Entries with figure data
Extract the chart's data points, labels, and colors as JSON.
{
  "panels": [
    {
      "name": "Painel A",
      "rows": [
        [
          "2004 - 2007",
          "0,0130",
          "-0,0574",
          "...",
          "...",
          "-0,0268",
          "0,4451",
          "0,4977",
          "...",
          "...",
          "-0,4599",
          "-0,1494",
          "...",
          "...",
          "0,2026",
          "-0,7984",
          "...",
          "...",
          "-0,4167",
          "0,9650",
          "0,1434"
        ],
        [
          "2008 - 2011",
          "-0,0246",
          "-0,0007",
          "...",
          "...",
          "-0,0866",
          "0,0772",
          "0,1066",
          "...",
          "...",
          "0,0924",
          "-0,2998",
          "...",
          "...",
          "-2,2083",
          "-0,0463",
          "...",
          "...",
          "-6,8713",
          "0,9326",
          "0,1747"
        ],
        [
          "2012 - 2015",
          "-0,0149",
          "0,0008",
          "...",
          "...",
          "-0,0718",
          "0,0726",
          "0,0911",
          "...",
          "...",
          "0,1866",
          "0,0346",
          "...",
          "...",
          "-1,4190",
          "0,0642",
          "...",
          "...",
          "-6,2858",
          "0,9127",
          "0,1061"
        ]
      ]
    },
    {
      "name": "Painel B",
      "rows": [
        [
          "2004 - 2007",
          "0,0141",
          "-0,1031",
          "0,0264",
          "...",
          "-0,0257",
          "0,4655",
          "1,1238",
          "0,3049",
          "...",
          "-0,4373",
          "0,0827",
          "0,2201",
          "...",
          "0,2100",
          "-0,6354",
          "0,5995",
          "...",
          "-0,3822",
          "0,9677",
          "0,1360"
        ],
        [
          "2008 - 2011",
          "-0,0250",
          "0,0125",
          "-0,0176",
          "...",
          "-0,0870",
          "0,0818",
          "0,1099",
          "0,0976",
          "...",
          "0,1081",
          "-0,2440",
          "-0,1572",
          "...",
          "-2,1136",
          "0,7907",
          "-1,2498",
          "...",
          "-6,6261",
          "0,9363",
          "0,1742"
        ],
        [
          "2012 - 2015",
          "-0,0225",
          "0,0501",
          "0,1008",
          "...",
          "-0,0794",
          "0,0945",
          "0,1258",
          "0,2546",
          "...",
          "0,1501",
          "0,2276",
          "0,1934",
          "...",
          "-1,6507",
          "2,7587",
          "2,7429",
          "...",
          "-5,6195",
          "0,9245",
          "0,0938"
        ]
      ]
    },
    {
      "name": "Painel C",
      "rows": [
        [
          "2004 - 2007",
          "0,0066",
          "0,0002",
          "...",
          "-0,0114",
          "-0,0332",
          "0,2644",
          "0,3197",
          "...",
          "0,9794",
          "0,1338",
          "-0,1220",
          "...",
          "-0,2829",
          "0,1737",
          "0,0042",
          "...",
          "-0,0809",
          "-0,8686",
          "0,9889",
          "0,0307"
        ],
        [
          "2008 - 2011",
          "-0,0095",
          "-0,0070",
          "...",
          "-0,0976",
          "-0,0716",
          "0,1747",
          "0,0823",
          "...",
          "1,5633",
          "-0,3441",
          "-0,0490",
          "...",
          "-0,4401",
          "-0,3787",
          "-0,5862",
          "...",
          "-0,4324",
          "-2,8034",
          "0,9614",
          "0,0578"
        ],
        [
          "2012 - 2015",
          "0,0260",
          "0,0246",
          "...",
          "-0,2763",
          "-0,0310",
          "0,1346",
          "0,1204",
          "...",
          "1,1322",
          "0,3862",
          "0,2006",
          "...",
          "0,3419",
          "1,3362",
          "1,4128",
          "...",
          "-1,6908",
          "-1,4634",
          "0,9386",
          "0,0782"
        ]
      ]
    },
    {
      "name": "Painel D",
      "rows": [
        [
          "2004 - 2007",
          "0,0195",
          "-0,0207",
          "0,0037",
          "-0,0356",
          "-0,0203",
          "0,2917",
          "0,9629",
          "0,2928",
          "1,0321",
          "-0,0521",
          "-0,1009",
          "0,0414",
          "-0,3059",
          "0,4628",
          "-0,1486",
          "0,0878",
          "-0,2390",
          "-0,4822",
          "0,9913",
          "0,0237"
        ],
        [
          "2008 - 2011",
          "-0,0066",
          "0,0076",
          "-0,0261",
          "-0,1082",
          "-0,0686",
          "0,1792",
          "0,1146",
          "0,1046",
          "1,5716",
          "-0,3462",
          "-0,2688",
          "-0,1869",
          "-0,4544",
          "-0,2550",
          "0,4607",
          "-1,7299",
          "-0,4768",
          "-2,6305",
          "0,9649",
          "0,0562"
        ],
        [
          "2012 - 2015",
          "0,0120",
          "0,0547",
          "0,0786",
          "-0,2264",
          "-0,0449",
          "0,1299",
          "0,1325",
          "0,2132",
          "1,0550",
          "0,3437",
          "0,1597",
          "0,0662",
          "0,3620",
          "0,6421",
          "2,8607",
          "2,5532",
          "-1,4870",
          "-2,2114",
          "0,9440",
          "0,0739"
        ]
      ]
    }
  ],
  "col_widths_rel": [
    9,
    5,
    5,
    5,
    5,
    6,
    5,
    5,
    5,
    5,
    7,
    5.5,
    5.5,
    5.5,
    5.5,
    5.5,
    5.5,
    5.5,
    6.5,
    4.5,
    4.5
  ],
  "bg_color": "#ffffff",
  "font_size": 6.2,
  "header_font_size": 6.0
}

## [TASK DETAILS]
Find each line holding the string "Painel" and copy it out.

## [ANSWER FOR THIS EXERCISE]
      "name": "Painel A",
      "name": "Painel B",
      "name": "Painel C",
      "name": "Painel D",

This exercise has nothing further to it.